Material.
## Begin

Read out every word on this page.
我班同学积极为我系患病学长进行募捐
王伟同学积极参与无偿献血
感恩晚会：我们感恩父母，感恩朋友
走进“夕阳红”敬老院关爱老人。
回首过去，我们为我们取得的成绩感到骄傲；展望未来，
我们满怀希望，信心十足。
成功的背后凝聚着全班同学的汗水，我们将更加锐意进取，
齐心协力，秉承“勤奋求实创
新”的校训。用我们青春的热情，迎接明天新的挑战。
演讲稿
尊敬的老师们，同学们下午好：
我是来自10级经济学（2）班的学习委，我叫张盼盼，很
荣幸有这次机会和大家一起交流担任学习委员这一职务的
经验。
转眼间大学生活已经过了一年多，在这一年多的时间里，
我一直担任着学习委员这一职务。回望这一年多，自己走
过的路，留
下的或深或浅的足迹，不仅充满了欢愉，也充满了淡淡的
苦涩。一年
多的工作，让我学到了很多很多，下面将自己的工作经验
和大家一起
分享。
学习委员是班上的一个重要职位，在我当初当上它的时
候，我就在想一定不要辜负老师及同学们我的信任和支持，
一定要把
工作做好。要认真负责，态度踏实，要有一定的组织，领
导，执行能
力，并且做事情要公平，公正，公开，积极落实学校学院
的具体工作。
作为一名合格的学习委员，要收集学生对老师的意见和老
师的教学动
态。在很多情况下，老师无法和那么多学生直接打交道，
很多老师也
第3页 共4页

## End

Short problem. Transcribe all of the material exactly. Omit nothing.

Written reply.
Read out every word on this page.
我班同学积极为我系患病学长进行募捐
王伟同学积极参与无偿献血
感恩晚会：我们感恩父母，感恩朋友
走进“夕阳红”敬老院关爱老人。
回首过去，我们为我们取得的成绩感到骄傲；展望未来，
我们满怀希望，信心十足。
成功的背后凝聚着全班同学的汗水，我们将更加锐意进取，
齐心协力，秉承“勤奋求实创
新”的校训。用我们青春的热情，迎接明天新的挑战。
演讲稿
尊敬的老师们，同学们下午好：
我是来自10级经济学（2）班的学习委，我叫张盼盼，很
荣幸有这次机会和大家一起交流担任学习委员这一职务的
经验。
转眼间大学生活已经过了一年多，在这一年多的时间里，
我一直担任着学习委员这一职务。回望这一年多，自己走
过的路，留
下的或深或浅的足迹，不仅充满了欢愉，也充满了淡淡的
苦涩。一年
多的工作，让我学到了很多很多，下面将自己的工作经验
和大家一起
分享。
学习委员是班上的一个重要职位，在我当初当上它的时
候，我就在想一定不要辜负老师及同学们我的信任和支持，
一定要把
工作做好。要认真负责，态度踏实，要有一定的组织，领
导，执行能
力，并且做事情要公平，公正，公开，积极落实学校学院
的具体工作。
作为一名合格的学习委员，要收集学生对老师的意见和老
师的教学动
态。在很多情况下，老师无法和那么多学生直接打交道，
很多老师也
第3页 共4页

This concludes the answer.